* [Data records]:
=-=-=-=-=
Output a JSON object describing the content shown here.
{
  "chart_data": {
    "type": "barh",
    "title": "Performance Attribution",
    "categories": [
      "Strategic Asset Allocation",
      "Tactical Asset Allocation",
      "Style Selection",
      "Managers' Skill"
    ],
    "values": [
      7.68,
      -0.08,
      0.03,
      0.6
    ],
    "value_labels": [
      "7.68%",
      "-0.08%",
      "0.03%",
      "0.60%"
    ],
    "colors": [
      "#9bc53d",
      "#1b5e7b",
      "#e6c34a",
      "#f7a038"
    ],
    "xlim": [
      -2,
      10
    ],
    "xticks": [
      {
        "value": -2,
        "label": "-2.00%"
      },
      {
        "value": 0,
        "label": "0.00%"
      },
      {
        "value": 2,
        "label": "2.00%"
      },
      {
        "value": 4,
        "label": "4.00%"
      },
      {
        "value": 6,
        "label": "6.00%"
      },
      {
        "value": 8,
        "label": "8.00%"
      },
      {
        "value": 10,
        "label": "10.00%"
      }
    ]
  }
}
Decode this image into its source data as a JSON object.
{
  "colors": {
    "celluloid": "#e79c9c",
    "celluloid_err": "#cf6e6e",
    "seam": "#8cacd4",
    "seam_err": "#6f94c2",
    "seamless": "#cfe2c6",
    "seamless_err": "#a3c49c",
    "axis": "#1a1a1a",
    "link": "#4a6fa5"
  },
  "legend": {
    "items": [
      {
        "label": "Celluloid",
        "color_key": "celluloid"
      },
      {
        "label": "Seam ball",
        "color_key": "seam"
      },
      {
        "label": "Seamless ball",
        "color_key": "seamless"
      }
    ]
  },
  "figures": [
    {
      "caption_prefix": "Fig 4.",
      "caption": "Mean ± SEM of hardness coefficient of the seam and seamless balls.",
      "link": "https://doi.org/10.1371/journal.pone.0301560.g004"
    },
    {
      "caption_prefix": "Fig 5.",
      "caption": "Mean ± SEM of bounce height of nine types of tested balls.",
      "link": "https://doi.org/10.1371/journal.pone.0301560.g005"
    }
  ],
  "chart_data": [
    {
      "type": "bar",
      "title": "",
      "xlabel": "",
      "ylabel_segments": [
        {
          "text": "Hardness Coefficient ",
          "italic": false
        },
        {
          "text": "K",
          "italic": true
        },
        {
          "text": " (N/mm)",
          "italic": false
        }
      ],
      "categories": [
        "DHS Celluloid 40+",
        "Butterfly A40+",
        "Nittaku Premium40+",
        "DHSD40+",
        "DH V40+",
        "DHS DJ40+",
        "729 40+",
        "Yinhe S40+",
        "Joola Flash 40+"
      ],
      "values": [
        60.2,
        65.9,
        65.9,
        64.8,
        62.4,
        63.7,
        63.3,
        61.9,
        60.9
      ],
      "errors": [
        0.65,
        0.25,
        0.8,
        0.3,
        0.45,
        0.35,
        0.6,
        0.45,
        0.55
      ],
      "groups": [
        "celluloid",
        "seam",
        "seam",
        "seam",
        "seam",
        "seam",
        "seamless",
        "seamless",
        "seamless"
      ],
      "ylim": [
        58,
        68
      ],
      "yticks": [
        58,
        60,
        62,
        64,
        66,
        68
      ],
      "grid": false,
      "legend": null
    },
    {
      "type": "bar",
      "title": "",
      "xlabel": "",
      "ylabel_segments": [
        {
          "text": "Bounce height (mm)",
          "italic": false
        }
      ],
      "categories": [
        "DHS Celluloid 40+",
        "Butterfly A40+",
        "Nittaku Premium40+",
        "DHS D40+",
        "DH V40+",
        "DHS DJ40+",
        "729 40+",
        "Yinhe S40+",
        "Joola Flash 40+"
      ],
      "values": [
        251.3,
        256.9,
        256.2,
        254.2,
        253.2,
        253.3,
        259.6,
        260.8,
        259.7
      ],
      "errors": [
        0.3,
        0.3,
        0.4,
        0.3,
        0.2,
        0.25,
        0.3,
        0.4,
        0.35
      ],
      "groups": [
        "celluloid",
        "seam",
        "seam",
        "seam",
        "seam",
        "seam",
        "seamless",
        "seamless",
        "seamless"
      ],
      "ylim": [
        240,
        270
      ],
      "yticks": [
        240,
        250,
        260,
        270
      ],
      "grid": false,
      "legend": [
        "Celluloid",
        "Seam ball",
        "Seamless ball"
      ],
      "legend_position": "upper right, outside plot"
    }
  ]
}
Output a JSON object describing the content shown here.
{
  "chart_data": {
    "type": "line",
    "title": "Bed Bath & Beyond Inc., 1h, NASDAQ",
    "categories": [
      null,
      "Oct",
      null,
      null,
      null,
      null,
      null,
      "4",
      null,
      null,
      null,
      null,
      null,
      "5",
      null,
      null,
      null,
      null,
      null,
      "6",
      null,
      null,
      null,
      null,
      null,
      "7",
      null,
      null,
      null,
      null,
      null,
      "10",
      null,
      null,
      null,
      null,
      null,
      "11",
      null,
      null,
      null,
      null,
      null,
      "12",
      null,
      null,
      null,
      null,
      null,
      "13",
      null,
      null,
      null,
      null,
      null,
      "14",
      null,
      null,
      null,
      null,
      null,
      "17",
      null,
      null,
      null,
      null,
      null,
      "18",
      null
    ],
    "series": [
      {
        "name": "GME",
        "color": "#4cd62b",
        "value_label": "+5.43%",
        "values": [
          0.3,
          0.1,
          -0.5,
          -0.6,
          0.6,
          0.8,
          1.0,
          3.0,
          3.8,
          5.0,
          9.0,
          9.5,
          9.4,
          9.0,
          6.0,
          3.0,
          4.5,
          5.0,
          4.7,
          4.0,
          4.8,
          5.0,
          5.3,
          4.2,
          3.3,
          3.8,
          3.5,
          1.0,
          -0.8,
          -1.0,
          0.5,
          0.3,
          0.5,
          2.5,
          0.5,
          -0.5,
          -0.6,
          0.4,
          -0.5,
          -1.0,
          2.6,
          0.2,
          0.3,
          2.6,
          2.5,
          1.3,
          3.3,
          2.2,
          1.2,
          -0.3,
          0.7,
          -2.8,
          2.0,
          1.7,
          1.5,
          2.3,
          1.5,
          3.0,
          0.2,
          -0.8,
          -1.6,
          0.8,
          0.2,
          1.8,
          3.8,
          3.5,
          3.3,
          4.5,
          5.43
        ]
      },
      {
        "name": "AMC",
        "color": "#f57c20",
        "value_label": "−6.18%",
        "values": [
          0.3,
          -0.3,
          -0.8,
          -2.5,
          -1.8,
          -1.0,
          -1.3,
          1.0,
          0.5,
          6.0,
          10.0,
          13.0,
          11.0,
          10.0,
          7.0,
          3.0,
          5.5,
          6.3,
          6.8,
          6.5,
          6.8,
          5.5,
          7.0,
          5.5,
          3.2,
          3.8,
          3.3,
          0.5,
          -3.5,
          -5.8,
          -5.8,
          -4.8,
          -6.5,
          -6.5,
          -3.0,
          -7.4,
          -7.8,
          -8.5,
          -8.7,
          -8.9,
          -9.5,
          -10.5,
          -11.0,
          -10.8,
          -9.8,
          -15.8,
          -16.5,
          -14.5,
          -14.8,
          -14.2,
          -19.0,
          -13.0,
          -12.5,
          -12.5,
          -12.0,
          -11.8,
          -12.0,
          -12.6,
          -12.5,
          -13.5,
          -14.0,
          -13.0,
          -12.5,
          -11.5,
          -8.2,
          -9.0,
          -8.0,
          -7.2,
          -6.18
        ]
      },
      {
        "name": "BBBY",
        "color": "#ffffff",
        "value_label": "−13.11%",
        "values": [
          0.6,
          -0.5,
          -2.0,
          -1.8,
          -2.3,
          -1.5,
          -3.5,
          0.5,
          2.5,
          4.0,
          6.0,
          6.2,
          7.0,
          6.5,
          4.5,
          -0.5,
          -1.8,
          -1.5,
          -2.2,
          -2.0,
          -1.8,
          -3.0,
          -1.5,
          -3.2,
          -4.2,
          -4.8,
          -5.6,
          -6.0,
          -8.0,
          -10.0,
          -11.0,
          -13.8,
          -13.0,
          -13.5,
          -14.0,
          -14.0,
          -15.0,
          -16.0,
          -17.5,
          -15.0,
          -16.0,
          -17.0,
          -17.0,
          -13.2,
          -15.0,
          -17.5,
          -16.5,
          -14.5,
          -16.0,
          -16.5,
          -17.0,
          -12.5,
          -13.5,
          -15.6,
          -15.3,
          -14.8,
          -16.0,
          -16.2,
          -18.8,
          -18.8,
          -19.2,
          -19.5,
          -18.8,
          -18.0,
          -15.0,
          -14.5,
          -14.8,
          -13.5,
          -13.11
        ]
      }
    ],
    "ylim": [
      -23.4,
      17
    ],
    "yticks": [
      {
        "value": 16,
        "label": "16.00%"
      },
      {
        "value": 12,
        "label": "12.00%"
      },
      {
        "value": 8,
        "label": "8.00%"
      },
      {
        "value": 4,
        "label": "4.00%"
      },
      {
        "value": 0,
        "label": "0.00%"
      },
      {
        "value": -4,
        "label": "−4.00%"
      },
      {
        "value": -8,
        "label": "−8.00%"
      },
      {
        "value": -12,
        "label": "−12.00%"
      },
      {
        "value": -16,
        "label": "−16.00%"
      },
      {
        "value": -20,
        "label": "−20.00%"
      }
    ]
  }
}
=-=-=-=-=
* [Work to complete]:
Pick out every line with the string "journal" and copy it.

* [Task result]:
      "link": "https://doi.org/10.1371/journal.pone.0301560.g004"
      "link": "https://doi.org/10.1371/journal.pone.0301560.g005"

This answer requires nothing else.